Extract each line from the entries below that has the string "ylabel" in it.

* start Supplied records *

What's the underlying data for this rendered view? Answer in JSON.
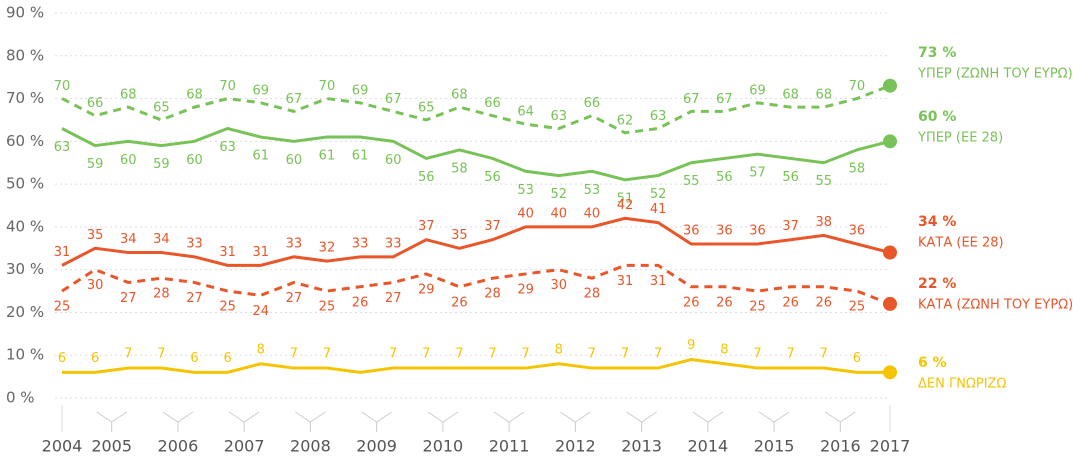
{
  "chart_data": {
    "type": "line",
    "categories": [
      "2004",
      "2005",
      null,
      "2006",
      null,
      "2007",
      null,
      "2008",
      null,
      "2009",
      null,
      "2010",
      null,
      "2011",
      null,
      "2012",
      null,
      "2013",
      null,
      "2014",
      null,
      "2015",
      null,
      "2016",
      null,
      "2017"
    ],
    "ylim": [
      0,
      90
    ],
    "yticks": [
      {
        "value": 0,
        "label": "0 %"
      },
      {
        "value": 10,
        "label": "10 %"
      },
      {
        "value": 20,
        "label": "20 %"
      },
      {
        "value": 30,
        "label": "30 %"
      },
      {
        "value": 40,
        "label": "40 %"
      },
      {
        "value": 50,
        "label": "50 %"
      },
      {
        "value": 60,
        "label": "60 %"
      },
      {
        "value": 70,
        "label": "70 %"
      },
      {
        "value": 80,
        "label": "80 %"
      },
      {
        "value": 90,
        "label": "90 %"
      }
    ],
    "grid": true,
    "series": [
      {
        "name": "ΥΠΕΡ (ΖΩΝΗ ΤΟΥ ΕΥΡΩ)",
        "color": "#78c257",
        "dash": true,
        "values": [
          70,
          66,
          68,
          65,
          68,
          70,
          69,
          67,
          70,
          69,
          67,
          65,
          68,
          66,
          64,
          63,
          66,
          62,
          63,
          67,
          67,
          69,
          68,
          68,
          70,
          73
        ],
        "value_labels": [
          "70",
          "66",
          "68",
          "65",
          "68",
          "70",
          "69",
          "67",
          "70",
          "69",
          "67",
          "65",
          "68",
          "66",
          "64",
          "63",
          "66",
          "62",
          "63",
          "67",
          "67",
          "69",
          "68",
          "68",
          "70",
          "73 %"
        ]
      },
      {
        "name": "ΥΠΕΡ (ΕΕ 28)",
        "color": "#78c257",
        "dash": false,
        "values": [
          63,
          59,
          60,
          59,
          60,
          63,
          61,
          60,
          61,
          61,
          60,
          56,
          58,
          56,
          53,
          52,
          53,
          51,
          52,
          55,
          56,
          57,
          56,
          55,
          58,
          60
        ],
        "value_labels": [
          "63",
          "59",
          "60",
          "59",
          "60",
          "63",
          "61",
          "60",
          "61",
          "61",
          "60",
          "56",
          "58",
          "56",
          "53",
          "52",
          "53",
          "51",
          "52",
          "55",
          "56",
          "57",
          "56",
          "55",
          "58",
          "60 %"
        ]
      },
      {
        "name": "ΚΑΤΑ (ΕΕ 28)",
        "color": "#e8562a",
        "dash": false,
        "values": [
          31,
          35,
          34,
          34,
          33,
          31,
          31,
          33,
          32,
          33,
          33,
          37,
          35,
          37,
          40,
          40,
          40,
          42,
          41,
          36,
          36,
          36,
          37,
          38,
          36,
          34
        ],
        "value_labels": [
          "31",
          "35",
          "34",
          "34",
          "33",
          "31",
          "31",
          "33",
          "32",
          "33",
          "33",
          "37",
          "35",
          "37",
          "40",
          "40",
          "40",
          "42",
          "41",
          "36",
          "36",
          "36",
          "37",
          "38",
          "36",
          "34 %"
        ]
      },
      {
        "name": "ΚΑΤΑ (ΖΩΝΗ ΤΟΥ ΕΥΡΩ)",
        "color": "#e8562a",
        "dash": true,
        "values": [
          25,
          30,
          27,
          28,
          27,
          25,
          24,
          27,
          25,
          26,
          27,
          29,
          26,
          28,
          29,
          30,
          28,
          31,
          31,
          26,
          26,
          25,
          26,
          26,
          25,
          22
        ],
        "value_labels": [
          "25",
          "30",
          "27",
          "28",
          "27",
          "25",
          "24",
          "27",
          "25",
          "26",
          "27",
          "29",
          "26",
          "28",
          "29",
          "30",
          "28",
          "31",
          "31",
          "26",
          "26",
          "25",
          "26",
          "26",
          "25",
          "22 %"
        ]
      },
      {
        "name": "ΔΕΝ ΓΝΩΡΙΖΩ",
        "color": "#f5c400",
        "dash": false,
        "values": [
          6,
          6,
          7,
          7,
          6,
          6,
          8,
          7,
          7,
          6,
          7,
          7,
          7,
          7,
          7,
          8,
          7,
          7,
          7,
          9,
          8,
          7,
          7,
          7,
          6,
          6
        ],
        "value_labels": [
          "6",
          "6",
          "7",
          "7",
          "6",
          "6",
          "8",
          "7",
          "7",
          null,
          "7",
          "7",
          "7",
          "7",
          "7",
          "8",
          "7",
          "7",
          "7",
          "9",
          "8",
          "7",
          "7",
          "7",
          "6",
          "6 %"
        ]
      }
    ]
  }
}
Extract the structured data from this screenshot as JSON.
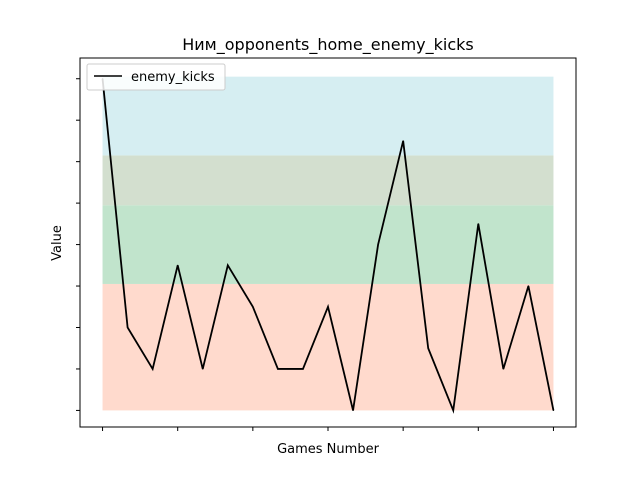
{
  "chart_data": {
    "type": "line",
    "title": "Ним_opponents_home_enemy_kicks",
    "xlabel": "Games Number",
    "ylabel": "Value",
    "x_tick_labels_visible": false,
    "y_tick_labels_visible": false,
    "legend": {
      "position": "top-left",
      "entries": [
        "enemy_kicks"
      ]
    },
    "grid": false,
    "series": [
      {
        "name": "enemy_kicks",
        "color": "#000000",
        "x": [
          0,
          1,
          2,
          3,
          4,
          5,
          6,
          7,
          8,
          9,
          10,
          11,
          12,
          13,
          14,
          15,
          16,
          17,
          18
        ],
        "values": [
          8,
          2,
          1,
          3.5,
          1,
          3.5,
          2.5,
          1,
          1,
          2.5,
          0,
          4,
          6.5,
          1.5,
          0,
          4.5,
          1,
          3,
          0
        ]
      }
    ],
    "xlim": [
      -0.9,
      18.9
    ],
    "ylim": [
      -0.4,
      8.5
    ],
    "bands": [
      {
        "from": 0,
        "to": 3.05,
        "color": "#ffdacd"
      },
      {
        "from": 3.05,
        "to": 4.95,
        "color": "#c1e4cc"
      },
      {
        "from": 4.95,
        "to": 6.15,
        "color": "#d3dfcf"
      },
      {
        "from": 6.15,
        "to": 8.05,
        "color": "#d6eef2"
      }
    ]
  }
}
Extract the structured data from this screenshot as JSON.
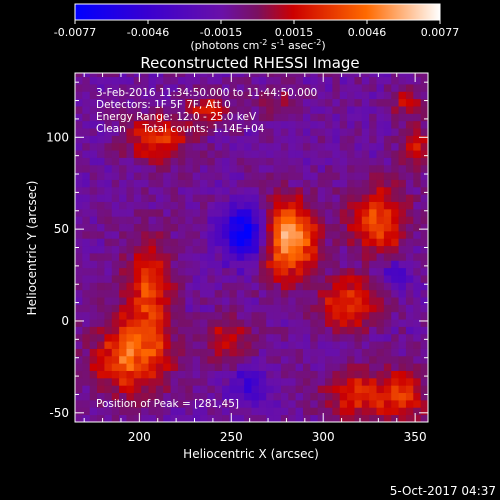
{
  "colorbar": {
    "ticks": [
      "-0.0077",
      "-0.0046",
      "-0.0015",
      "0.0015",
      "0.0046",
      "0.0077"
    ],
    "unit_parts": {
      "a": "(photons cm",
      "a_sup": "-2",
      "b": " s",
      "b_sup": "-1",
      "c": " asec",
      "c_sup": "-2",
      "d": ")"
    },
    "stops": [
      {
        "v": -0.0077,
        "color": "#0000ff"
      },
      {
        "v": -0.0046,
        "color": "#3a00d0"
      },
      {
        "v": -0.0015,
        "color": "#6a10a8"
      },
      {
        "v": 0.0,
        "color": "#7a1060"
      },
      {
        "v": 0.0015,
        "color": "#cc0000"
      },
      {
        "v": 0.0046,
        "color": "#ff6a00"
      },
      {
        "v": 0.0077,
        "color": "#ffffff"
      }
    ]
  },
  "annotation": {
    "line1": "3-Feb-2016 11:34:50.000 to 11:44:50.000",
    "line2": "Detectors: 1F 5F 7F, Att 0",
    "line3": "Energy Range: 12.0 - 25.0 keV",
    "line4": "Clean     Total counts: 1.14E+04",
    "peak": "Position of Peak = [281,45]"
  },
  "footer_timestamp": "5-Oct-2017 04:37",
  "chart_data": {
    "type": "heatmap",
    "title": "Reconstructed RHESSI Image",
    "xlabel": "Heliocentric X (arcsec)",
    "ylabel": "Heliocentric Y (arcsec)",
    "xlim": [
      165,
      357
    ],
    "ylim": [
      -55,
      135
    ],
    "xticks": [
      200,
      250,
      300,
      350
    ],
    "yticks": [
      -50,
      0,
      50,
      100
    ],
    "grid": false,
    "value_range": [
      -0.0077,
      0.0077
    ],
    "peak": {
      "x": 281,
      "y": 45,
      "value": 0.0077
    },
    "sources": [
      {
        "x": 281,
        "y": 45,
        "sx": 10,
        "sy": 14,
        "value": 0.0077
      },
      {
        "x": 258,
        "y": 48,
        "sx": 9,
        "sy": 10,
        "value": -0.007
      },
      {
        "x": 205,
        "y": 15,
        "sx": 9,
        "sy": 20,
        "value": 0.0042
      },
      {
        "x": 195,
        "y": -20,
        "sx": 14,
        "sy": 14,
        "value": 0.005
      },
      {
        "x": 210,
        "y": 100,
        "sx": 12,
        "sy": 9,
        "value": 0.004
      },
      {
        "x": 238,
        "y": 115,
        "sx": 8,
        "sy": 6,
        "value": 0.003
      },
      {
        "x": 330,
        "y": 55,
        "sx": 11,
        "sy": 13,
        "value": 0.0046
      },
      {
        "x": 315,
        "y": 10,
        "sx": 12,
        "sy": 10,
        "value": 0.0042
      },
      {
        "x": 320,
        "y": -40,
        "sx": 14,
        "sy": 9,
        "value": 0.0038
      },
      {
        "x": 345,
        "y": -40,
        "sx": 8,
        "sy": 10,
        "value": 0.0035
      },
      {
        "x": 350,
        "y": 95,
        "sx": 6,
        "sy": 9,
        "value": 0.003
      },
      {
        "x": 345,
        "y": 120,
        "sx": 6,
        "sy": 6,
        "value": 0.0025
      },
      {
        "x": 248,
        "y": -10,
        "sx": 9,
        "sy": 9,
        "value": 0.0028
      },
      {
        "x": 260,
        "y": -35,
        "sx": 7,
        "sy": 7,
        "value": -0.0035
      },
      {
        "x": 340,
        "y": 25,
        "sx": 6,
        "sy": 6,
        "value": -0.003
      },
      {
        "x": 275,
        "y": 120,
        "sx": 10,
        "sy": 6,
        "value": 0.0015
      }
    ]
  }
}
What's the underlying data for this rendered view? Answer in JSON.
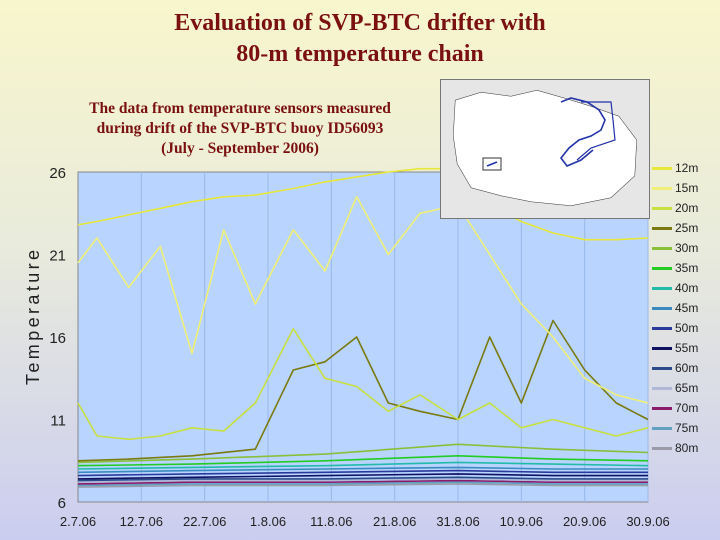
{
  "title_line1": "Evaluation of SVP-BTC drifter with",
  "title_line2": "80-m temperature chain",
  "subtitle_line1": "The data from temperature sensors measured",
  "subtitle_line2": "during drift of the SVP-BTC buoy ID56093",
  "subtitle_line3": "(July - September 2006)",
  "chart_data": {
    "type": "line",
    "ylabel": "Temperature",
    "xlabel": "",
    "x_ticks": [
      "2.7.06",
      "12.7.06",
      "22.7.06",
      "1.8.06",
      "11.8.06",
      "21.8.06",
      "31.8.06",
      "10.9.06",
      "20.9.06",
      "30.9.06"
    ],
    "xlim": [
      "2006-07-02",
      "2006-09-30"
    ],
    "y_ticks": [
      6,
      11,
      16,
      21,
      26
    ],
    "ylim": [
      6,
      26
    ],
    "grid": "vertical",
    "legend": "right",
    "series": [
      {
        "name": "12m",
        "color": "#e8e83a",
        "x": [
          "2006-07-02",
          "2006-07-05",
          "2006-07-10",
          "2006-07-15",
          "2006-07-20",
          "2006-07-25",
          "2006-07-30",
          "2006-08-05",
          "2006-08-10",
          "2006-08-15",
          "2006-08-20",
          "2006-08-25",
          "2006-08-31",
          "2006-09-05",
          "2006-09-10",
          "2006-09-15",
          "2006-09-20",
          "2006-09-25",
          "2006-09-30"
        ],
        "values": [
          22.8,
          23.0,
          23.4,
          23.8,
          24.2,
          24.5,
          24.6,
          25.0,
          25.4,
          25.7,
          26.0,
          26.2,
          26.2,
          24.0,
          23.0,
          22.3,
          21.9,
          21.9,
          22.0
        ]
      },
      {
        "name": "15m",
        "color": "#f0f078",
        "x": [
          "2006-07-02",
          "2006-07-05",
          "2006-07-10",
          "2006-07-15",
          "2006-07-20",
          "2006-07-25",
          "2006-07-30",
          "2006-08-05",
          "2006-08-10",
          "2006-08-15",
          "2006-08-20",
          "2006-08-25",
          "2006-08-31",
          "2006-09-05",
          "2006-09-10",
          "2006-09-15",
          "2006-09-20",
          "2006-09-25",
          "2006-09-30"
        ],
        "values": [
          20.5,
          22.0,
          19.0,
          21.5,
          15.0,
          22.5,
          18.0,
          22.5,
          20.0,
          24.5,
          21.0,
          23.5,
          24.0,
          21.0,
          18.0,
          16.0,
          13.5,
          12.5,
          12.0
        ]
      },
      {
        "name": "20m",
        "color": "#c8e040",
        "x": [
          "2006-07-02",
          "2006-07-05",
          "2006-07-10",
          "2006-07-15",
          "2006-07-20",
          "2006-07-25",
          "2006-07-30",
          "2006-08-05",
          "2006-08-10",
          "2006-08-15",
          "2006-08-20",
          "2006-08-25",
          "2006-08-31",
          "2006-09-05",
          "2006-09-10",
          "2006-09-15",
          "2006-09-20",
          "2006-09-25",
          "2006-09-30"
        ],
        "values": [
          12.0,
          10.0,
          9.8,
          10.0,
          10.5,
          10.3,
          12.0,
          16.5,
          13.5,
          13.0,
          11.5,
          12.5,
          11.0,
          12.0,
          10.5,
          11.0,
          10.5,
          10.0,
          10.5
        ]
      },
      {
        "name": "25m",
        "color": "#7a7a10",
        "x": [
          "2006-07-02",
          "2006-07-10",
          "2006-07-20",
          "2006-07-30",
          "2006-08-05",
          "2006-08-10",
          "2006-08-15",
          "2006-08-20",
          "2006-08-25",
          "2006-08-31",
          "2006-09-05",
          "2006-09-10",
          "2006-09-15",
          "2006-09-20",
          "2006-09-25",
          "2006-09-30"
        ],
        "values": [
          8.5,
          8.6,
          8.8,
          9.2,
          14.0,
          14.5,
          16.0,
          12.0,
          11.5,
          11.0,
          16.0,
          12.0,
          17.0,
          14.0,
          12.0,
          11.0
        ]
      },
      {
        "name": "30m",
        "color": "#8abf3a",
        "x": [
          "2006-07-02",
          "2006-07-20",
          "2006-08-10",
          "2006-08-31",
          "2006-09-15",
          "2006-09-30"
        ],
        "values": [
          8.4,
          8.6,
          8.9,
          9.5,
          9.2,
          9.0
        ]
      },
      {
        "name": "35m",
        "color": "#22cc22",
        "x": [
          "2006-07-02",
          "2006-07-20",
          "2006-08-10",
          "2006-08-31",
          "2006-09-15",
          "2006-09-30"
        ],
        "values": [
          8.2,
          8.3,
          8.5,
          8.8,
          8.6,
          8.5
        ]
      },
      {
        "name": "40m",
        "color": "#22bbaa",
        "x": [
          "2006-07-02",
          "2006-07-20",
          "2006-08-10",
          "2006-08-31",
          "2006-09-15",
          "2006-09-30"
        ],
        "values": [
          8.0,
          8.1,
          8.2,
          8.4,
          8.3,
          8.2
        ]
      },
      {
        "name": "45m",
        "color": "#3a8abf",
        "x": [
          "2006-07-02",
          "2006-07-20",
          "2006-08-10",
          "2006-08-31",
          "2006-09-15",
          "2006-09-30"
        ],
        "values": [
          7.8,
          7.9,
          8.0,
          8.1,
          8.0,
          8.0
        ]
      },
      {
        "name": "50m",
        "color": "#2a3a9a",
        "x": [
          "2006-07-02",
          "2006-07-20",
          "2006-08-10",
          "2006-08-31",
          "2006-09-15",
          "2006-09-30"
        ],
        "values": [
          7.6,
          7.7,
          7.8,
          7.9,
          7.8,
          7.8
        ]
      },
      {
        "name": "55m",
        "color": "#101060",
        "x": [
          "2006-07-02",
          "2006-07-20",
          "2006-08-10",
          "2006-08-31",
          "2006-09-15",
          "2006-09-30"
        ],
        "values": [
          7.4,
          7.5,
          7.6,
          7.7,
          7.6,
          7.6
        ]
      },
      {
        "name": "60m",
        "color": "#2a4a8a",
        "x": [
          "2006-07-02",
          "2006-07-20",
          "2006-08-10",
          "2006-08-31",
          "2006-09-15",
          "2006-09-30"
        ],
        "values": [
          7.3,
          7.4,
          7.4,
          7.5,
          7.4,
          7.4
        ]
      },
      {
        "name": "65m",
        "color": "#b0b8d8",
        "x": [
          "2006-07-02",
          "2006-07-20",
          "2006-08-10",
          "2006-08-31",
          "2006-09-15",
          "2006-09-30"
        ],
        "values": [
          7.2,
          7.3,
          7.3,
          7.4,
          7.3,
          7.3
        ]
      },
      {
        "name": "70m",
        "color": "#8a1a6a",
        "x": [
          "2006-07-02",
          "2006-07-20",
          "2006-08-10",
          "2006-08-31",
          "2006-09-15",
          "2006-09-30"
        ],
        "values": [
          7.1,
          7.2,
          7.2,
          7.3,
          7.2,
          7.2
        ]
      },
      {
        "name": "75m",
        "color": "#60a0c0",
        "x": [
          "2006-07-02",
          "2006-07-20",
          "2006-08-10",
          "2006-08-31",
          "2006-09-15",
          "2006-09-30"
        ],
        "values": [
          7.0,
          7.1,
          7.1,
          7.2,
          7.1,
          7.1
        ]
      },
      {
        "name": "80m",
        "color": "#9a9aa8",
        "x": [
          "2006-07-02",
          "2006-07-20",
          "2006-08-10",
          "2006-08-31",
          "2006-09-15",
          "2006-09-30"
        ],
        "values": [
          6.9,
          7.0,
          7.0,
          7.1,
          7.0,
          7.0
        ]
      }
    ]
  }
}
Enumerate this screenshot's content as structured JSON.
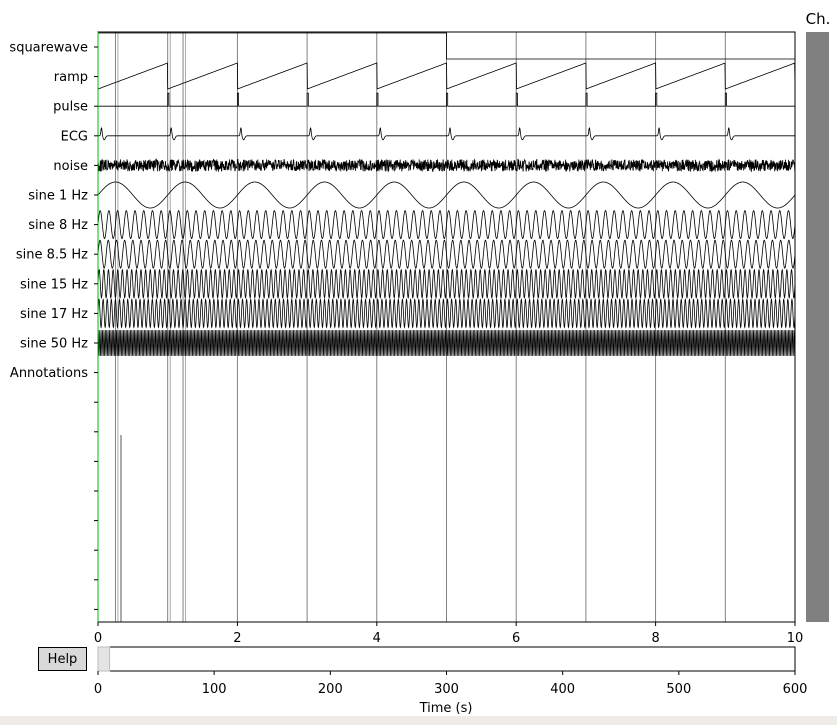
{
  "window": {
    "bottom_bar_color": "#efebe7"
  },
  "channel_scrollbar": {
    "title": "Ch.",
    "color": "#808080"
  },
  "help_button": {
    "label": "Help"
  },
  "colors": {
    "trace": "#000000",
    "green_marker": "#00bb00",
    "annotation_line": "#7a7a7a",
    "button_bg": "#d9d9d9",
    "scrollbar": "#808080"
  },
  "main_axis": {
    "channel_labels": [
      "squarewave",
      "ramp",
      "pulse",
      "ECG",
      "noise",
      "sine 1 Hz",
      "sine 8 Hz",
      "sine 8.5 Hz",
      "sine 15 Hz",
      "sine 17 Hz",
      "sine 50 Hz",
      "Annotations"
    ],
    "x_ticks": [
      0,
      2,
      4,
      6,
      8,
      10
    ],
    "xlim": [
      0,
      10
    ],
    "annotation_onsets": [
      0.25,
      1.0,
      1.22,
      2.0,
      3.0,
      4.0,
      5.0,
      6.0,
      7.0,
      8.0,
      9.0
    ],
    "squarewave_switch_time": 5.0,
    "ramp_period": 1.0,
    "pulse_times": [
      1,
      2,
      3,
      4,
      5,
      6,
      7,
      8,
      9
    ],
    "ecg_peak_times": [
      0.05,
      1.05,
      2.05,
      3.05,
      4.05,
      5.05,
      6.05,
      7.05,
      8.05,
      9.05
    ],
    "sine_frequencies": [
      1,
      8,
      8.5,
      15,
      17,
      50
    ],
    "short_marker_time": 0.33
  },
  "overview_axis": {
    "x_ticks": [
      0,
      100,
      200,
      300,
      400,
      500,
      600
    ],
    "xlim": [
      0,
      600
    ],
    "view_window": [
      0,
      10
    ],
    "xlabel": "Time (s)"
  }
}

* end Supplied records *

• **Response to the exercise**:
    "ylabel": "Value",
    "ylabel": "Heliocentric Y (arcsec)",
    "ylabel": "Temperature",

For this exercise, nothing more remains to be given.